(Selected extract):
★ ★ ★ ★

I've noticed since installing Visual Studio 2010 SP1 that I'm having huge performance issues. It will randomly freeze up on me quite a bit.
I had no performance issues with Visual Studio 2010 before the upgrade. The only add-on I have running is ReSharper.
I'm wondering if anyone else is experiencing performance issues? If so have you found a way to fix them?
Trinition - I got te same problem of one of the core i7 cores running at 100% and it killed Vs 2010. But it was running at 100% even if vs wasn't loaded. Initially I thought it was a hardware problem so moved the disk to an identically configured PC. One core still ran at 100%. I ran malwarebytes across the system but It didn't report anything, and nor did my AV. My workstation was so slow, I had to scroll back through backups until i found one that was ok. It was really weird and I didn't find out the cause. I think something Malicious was the cause though.
What was worse was, shortly after this, vs went haywire: every time I loaded it, it replicated another copy of all the components in the toolbox. Uninstalling sp1 and repairing vs2010 ad them reinstalling sp1 and other components fixed, but all in all I lost two days to something for which I still have no explanation. Wish I'd found your entry about the 100% core at the time: it didn't show up on google 'cos that's exactly wat i searched for.
Barry
I emailed ReSharper support and they were helpful enough to point out that there is a known issue with the Productivity Power tools add-on not playing nice with ReSharper. They asked me to disable the Productivity Power Tools and see if performance returned to normal.
I disabled the Productivity Power Tools and my Visual Studio with SP1 seems to behave normally again. This is an acceptable solution for me since the only part of the tools I used was the Document Tab Well, the rest seem pretty worthless to me. JetBrains is a really good company so I'm sure they will work on resolving the issue, or at least work with MS to determine which the problem is caused by.

★ ★ ★ ★

(Source data):
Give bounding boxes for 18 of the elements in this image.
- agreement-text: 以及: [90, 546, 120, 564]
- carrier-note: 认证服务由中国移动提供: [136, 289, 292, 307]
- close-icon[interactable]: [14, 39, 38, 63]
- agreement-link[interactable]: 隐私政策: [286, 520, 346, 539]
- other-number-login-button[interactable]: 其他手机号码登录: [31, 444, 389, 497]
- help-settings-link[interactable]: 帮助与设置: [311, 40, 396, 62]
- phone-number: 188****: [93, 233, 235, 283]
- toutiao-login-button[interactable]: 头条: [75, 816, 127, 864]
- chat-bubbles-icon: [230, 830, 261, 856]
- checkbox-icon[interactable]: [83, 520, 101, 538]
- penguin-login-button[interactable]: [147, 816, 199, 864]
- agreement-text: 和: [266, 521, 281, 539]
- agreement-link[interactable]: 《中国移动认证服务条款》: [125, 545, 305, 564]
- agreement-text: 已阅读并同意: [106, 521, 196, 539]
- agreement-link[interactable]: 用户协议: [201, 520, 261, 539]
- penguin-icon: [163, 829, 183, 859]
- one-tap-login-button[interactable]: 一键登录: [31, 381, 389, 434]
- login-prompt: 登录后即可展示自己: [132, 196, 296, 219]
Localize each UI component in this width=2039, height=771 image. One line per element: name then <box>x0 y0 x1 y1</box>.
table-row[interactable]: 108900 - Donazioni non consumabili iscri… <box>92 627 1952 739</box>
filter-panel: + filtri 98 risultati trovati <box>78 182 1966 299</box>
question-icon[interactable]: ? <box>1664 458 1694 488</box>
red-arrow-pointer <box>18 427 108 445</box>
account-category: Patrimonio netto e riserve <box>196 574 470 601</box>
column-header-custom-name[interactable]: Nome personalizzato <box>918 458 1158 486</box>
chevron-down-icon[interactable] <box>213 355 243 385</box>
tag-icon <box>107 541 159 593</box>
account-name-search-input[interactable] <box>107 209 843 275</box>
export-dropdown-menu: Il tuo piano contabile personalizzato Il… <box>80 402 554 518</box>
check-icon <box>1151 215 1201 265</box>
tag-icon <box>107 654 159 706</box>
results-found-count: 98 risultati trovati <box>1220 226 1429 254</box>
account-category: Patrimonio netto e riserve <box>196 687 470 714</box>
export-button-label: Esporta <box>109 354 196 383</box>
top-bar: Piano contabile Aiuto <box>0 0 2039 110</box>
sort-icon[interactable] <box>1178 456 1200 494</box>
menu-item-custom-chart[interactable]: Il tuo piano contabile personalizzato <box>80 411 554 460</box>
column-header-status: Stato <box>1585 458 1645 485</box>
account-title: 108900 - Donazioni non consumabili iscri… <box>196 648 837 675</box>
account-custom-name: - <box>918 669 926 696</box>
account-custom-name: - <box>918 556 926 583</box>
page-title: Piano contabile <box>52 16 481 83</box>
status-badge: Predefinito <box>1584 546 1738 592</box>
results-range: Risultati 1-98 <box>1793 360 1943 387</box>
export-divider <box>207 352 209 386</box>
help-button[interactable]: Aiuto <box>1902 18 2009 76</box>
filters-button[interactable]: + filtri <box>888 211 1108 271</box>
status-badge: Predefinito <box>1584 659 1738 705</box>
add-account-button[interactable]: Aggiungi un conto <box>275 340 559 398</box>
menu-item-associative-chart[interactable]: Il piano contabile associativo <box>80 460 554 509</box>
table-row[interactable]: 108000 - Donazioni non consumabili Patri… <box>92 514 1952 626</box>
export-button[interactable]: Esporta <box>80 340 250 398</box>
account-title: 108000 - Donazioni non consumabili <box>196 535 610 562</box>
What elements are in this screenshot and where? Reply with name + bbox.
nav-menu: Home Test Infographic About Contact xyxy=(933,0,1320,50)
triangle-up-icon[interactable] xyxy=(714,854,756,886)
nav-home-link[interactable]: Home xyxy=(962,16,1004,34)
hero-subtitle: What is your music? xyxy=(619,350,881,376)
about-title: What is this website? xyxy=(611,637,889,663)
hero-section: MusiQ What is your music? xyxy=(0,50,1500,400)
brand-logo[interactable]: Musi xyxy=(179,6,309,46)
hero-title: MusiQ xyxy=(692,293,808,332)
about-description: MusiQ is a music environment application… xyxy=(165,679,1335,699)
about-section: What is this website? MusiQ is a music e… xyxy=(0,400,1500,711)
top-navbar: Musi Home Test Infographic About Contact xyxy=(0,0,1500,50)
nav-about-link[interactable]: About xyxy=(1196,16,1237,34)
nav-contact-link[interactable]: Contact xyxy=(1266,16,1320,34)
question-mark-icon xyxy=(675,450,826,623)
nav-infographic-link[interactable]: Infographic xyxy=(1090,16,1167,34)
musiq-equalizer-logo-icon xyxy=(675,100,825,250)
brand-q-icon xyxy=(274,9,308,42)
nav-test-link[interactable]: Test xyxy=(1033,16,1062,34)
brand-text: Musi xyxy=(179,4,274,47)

★ ★ ★ ★

(Required action 1): In the Visual Studio 2010 SP1 thread, which part of the Productivity Power Tools does the writer say they actually used?
(Required action 2): Write the next part of the Visual Studio 2010 SP1 thread, starting after its last sentence.

(Response 1): The Document Tab Well.

(Response 2):
Though my own hunch has me thinking the Productivity Power Tools are the culprit and not ReSharper.
Kind of ironic that the "Productivity" Power Tools were making me much less productive.
I haven't noticed this problem, but Scott Guthrie's blog entry on SP1 indicated near the end that VS SP1 now uses software rendering rather than hardware rendering. This can cause perf issues for some. You may want to check this out. You can access the setting in Tools | Options on the Environment/General dialog.
Try to remove resharper, I had problems like yours when I had it
The only extension I have in VS 2010 is Resharper. CPU is Intel Core2 Quad 6600, 4Gb RAM.
After installing SP1 I've noticed memory leakage, CPU time for devenv is 25% on standby, scrolling, changing the position of cursor and switching tabs take several seconds.
See blog post here
First, just to clarify -- when you say it freezes, does it eventually recover? Or do you have to kill & restart VS? If you have to kill & restart, then you most likely have a configuration problem of some sort, and the rest of my answer would be less relevant. :-)
If it does eventually recover, then I'd wonder where the performance bottleneck is. Is your disk busy the whole time it's frozen? Is CPU pegged at 100% (or perhaps a smaller number for multi-core environments)? Do you have enough RAM to support whatever programs are running without too much swapping to disk? Built-in Windows tools like Task Manager and Performance Monitor, or SysInternals tools like DiskMon and Process Monitor, can help you narrow it down.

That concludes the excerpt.